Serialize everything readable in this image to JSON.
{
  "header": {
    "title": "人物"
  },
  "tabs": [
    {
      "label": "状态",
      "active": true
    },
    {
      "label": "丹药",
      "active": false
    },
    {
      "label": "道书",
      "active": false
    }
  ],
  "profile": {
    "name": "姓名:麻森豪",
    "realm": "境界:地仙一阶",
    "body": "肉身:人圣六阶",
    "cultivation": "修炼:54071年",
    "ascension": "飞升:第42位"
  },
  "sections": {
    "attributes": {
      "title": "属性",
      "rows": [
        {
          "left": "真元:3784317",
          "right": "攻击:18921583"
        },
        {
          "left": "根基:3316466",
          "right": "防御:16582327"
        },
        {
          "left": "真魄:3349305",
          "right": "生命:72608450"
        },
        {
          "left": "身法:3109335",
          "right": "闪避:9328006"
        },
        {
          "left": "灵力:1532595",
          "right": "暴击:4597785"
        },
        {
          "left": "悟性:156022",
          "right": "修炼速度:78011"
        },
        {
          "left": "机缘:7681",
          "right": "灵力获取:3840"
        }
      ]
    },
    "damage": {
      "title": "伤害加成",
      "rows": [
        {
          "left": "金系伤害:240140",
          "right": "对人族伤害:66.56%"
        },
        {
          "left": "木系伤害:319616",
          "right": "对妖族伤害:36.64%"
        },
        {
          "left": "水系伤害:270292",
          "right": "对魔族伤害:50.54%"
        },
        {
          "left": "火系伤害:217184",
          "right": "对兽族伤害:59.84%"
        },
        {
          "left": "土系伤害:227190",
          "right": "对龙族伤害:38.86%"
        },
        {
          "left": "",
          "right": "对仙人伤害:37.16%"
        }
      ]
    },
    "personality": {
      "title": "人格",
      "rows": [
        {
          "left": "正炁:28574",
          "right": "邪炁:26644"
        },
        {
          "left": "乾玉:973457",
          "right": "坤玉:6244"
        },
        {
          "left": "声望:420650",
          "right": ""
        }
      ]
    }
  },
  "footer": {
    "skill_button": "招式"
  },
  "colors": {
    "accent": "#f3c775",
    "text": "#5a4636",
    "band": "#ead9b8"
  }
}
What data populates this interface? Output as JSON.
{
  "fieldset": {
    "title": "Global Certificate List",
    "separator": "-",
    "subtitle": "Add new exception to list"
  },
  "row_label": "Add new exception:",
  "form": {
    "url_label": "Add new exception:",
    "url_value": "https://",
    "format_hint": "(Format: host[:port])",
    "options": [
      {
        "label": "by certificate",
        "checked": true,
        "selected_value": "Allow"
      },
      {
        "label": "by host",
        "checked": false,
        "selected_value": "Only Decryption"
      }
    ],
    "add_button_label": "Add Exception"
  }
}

▶ [What is being asked] Quote each line of the data above exactly as written.

▶ [Task answer]
Serialize everything readable in this image to JSON.
{
  "header": {
    "title": "人物"
  },
  "tabs": [
    {
      "label": "状态",
      "active": true
    },
    {
      "label": "丹药",
      "active": false
    },
    {
      "label": "道书",
      "active": false
    }
  ],
  "profile": {
    "name": "姓名:麻森豪",
    "realm": "境界:地仙一阶",
    "body": "肉身:人圣六阶",
    "cultivation": "修炼:54071年",
    "ascension": "飞升:第42位"
  },
  "sections": {
    "attributes": {
      "title": "属性",
      "rows": [
        {
          "left": "真元:3784317",
          "right": "攻击:18921583"
        },
        {
          "left": "根基:3316466",
          "right": "防御:16582327"
        },
        {
          "left": "真魄:3349305",
          "right": "生命:72608450"
        },
        {
          "left": "身法:3109335",
          "right": "闪避:9328006"
        },
        {
          "left": "灵力:1532595",
          "right": "暴击:4597785"
        },
        {
          "left": "悟性:156022",
          "right": "修炼速度:78011"
        },
        {
          "left": "机缘:7681",
          "right": "灵力获取:3840"
        }
      ]
    },
    "damage": {
      "title": "伤害加成",
      "rows": [
        {
          "left": "金系伤害:240140",
          "right": "对人族伤害:66.56%"
        },
        {
          "left": "木系伤害:319616",
          "right": "对妖族伤害:36.64%"
        },
        {
          "left": "水系伤害:270292",
          "right": "对魔族伤害:50.54%"
        },
        {
          "left": "火系伤害:217184",
          "right": "对兽族伤害:59.84%"
        },
        {
          "left": "土系伤害:227190",
          "right": "对龙族伤害:38.86%"
        },
        {
          "left": "",
          "right": "对仙人伤害:37.16%"
        }
      ]
    },
    "personality": {
      "title": "人格",
      "rows": [
        {
          "left": "正炁:28574",
          "right": "邪炁:26644"
        },
        {
          "left": "乾玉:973457",
          "right": "坤玉:6244"
        },
        {
          "left": "声望:420650",
          "right": ""
        }
      ]
    }
  },
  "footer": {
    "skill_button": "招式"
  },
  "colors": {
    "accent": "#f3c775",
    "text": "#5a4636",
    "band": "#ead9b8"
  }
}
What data populates this interface? Output as JSON.
{
  "fieldset": {
    "title": "Global Certificate List",
    "separator": "-",
    "subtitle": "Add new exception to list"
  },
  "row_label": "Add new exception:",
  "form": {
    "url_label": "Add new exception:",
    "url_value": "https://",
    "format_hint": "(Format: host[:port])",
    "options": [
      {
        "label": "by certificate",
        "checked": true,
        "selected_value": "Allow"
      },
      {
        "label": "by host",
        "checked": false,
        "selected_value": "Only Decryption"
      }
    ],
    "add_button_label": "Add Exception"
  }
}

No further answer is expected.